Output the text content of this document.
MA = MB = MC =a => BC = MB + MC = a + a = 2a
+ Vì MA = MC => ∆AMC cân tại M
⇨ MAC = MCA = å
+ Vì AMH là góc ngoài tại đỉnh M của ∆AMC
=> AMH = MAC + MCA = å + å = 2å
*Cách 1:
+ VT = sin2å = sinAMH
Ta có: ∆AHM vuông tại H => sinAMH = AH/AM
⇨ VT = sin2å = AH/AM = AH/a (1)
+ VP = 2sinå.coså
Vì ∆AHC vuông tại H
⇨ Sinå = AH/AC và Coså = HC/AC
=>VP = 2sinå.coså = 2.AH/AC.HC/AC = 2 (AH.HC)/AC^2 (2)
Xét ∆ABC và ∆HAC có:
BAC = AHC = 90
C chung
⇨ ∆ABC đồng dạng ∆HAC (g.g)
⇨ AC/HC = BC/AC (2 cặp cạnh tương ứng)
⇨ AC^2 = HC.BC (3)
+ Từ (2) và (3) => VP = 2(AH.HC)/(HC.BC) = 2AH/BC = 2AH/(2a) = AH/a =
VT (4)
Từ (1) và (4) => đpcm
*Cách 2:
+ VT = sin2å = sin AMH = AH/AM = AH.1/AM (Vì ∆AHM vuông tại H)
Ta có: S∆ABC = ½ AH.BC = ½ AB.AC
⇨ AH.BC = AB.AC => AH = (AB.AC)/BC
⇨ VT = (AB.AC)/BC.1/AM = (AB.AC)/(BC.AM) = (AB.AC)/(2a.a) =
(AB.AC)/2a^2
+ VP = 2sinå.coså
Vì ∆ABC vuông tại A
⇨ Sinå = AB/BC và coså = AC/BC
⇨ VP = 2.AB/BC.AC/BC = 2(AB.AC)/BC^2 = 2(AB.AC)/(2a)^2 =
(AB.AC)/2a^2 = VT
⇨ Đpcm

What you should do:
Copy out the full set of records precisely, leaving nothing out.

Completed task:
Output the text content of this document.
MA = MB = MC =a => BC = MB + MC = a + a = 2a
+ Vì MA = MC => ∆AMC cân tại M
⇨ MAC = MCA = å
+ Vì AMH là góc ngoài tại đỉnh M của ∆AMC
=> AMH = MAC + MCA = å + å = 2å
*Cách 1:
+ VT = sin2å = sinAMH
Ta có: ∆AHM vuông tại H => sinAMH = AH/AM
⇨ VT = sin2å = AH/AM = AH/a (1)
+ VP = 2sinå.coså
Vì ∆AHC vuông tại H
⇨ Sinå = AH/AC và Coså = HC/AC
=>VP = 2sinå.coså = 2.AH/AC.HC/AC = 2 (AH.HC)/AC^2 (2)
Xét ∆ABC và ∆HAC có:
BAC = AHC = 90
C chung
⇨ ∆ABC đồng dạng ∆HAC (g.g)
⇨ AC/HC = BC/AC (2 cặp cạnh tương ứng)
⇨ AC^2 = HC.BC (3)
+ Từ (2) và (3) => VP = 2(AH.HC)/(HC.BC) = 2AH/BC = 2AH/(2a) = AH/a =
VT (4)
Từ (1) và (4) => đpcm
*Cách 2:
+ VT = sin2å = sin AMH = AH/AM = AH.1/AM (Vì ∆AHM vuông tại H)
Ta có: S∆ABC = ½ AH.BC = ½ AB.AC
⇨ AH.BC = AB.AC => AH = (AB.AC)/BC
⇨ VT = (AB.AC)/BC.1/AM = (AB.AC)/(BC.AM) = (AB.AC)/(2a.a) =
(AB.AC)/2a^2
+ VP = 2sinå.coså
Vì ∆ABC vuông tại A
⇨ Sinå = AB/BC và coså = AC/BC
⇨ VP = 2.AB/BC.AC/BC = 2(AB.AC)/BC^2 = 2(AB.AC)/(2a)^2 =
(AB.AC)/2a^2 = VT
⇨ Đpcm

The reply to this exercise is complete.